§ Directions for this task:
Transcribe the material verbatim in full; the pictures do not belong in the copy.

§ Records provided:
+ + + + +

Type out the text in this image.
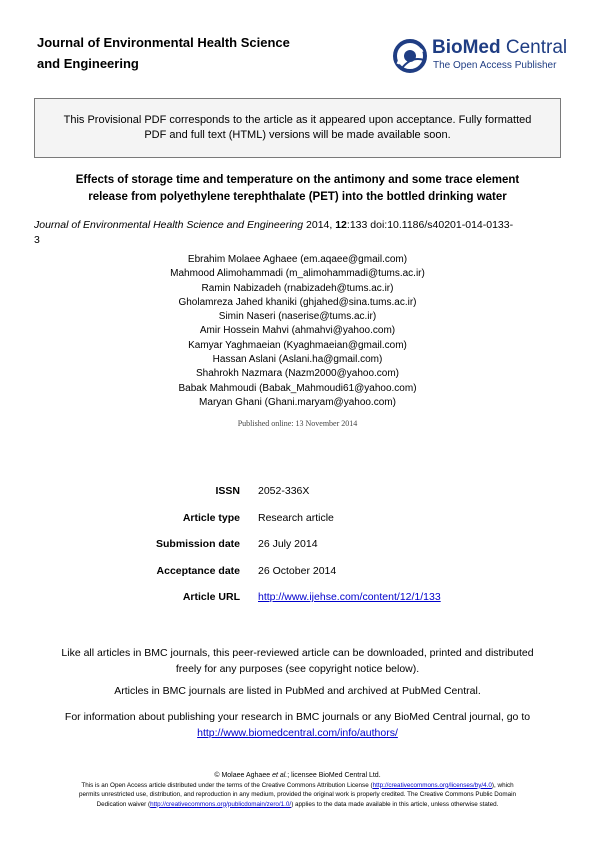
Journal of Environmental Health Science
and Engineering
BioMed Central
The Open Access Publisher
This Provisional PDF corresponds to the article as it appeared upon acceptance. Fully formatted
PDF and full text (HTML) versions will be made available soon.
Effects of storage time and temperature on the antimony and some trace element
release from polyethylene terephthalate (PET) into the bottled drinking water
Journal of Environmental Health Science and Engineering 2014, 12:133 doi:10.1186/s40201-014-0133-
3
Ebrahim Molaee Aghaee (em.aqaee@gmail.com)
Mahmood Alimohammadi (m_alimohammadi@tums.ac.ir)
Ramin Nabizadeh (rnabizadeh@tums.ac.ir)
Gholamreza Jahed khaniki (ghjahed@sina.tums.ac.ir)
Simin Naseri (naserise@tums.ac.ir)
Amir Hossein Mahvi (ahmahvi@yahoo.com)
Kamyar Yaghmaeian (Kyaghmaeian@gmail.com)
Hassan Aslani (Aslani.ha@gmail.com)
Shahrokh Nazmara (Nazm2000@yahoo.com)
Babak Mahmoudi (Babak_Mahmoudi61@yahoo.com)
Maryan Ghani (Ghani.maryam@yahoo.com)
Published online: 13 November 2014
ISSN 2052-336X
Article type Research article
Submission date 26 July 2014
Acceptance date 26 October 2014
Article URL http://www.ijehse.com/content/12/1/133
Like all articles in BMC journals, this peer-reviewed article can be downloaded, printed and distributed
freely for any purposes (see copyright notice below).
Articles in BMC journals are listed in PubMed and archived at PubMed Central.
For information about publishing your research in BMC journals or any BioMed Central journal, go to
http://www.biomedcentral.com/info/authors/
© Molaee Aghaee et al.; licensee BioMed Central Ltd.
This is an Open Access article distributed under the terms of the Creative Commons Attribution License (http://creativecommons.org/licenses/by/4.0), which
permits unrestricted use, distribution, and reproduction in any medium, provided the original work is properly credited. The Creative Commons Public Domain
Dedication waiver (http://creativecommons.org/publicdomain/zero/1.0/) applies to the data made available in this article, unless otherwise stated.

+ + + + +

§ The output:
Type out the text in this image.
Journal of Environmental Health Science
and Engineering
BioMed Central
The Open Access Publisher
This Provisional PDF corresponds to the article as it appeared upon acceptance. Fully formatted
PDF and full text (HTML) versions will be made available soon.
Effects of storage time and temperature on the antimony and some trace element
release from polyethylene terephthalate (PET) into the bottled drinking water
Journal of Environmental Health Science and Engineering 2014, 12:133 doi:10.1186/s40201-014-0133-
3
Ebrahim Molaee Aghaee (em.aqaee@gmail.com)
Mahmood Alimohammadi (m_alimohammadi@tums.ac.ir)
Ramin Nabizadeh (rnabizadeh@tums.ac.ir)
Gholamreza Jahed khaniki (ghjahed@sina.tums.ac.ir)
Simin Naseri (naserise@tums.ac.ir)
Amir Hossein Mahvi (ahmahvi@yahoo.com)
Kamyar Yaghmaeian (Kyaghmaeian@gmail.com)
Hassan Aslani (Aslani.ha@gmail.com)
Shahrokh Nazmara (Nazm2000@yahoo.com)
Babak Mahmoudi (Babak_Mahmoudi61@yahoo.com)
Maryan Ghani (Ghani.maryam@yahoo.com)
Published online: 13 November 2014
ISSN 2052-336X
Article type Research article
Submission date 26 July 2014
Acceptance date 26 October 2014
Article URL http://www.ijehse.com/content/12/1/133
Like all articles in BMC journals, this peer-reviewed article can be downloaded, printed and distributed
freely for any purposes (see copyright notice below).
Articles in BMC journals are listed in PubMed and archived at PubMed Central.
For information about publishing your research in BMC journals or any BioMed Central journal, go to
http://www.biomedcentral.com/info/authors/
© Molaee Aghaee et al.; licensee BioMed Central Ltd.
This is an Open Access article distributed under the terms of the Creative Commons Attribution License (http://creativecommons.org/licenses/by/4.0), which
permits unrestricted use, distribution, and reproduction in any medium, provided the original work is properly credited. The Creative Commons Public Domain
Dedication waiver (http://creativecommons.org/publicdomain/zero/1.0/) applies to the data made available in this article, unless otherwise stated.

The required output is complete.